Обязательное задание :: Приведите заново отрывок исходного текста от слов «Сочетание точности в» до слов «сюжетности и психологизме.», изменив в нём «Повестях Белкина» на «белкинском цикле».

Исходный текст ::
Сочетание точности в изображении русских нравов с особой ироничной «литературностью» определили своеобразие созданного Пушкиным повествовательного жанра. При этом Пушкин считал необходимым придать своим повестям и исконное свойство новеллы - острую сюжетность. В жертву занимательности могла быть принесена «правда сюжета», но лишь до того момента, пока она не приходила в противоречие с «правдой характеров». Пушкинская концепция личности нашла новое выражение в Повестях Белкина: Пушкин вывел в них характеры реалистические, лишенные всякого схематизма. Их обрисовка требовала в достаточной степени разработанного психологизма. Влияние французской комедийной традиции как раз и выразилось в Повестях Белкина в острой сюжетности и психологизме.

Извлечённые строки ::
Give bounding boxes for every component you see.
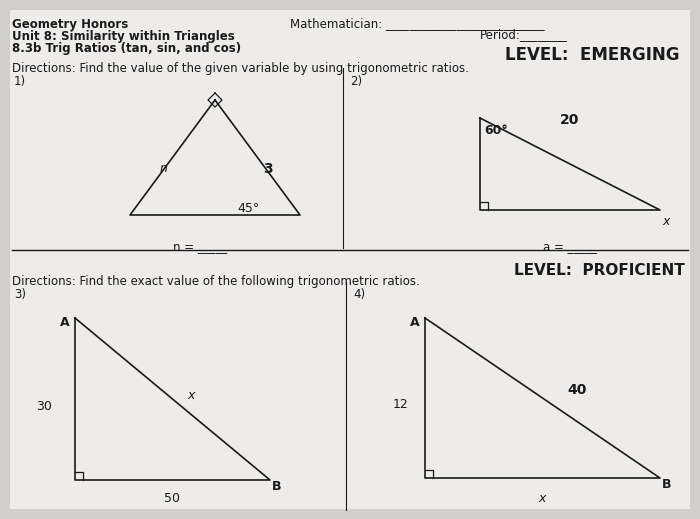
- Text: x: x: [187, 389, 195, 402]
- Text: 3: 3: [263, 162, 273, 176]
- Text: 3): 3): [14, 288, 26, 301]
- Text: 30: 30: [36, 400, 52, 413]
- Text: n = _____: n = _____: [173, 240, 227, 253]
- Text: Geometry Honors: Geometry Honors: [12, 18, 128, 31]
- Text: 12: 12: [392, 398, 408, 411]
- Text: n: n: [159, 162, 167, 175]
- Text: Mathematician: ___________________________: Mathematician: _________________________…: [290, 17, 545, 30]
- Text: x: x: [662, 215, 669, 228]
- Text: LEVEL:  EMERGING: LEVEL: EMERGING: [505, 46, 680, 64]
- Text: 40: 40: [567, 383, 587, 397]
- Text: 1): 1): [14, 75, 26, 88]
- Text: 20: 20: [560, 113, 580, 127]
- Text: Directions: Find the value of the given variable by using trigonometric ratios.: Directions: Find the value of the given …: [12, 62, 469, 75]
- Text: B: B: [662, 478, 671, 491]
- Text: A: A: [60, 316, 70, 329]
- Text: A: A: [410, 316, 420, 329]
- Text: Unit 8: Similarity within Triangles: Unit 8: Similarity within Triangles: [12, 30, 234, 43]
- Text: x: x: [538, 492, 546, 505]
- Text: a = _____: a = _____: [543, 240, 597, 253]
- Text: 50: 50: [164, 492, 180, 505]
- Text: 8.3b Trig Ratios (tan, sin, and cos): 8.3b Trig Ratios (tan, sin, and cos): [12, 42, 241, 55]
- Text: 2): 2): [350, 75, 362, 88]
- Text: B: B: [272, 480, 281, 493]
- Text: 45°: 45°: [237, 202, 259, 215]
- Text: 60°: 60°: [484, 124, 508, 137]
- Text: LEVEL:  PROFICIENT: LEVEL: PROFICIENT: [514, 263, 685, 278]
- Text: Directions: Find the exact value of the following trigonometric ratios.: Directions: Find the exact value of the …: [12, 275, 420, 288]
- Text: 4): 4): [353, 288, 365, 301]
- Text: Period:________: Period:________: [480, 28, 568, 41]
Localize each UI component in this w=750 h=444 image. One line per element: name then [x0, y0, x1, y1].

Полный ответ ::
Сочетание точности в изображении русских нравов с особой ироничной «литературностью» определили своеобразие созданного Пушкиным повествовательного жанра. При этом Пушкин считал необходимым придать своим повестям и исконное свойство новеллы - острую сюжетность. В жертву занимательности могла быть принесена «правда сюжета», но лишь до того момента, пока она не приходила в противоречие с «правдой характеров». Пушкинская концепция личности нашла новое выражение в белкинском цикле: Пушкин вывел в них характеры реалистические, лишенные всякого схематизма. Их обрисовка требовала в достаточной степени разработанного психологизма. Влияние французской комедийной традиции как раз и выразилось в белкинском цикле в острой сюжетности и психологизме.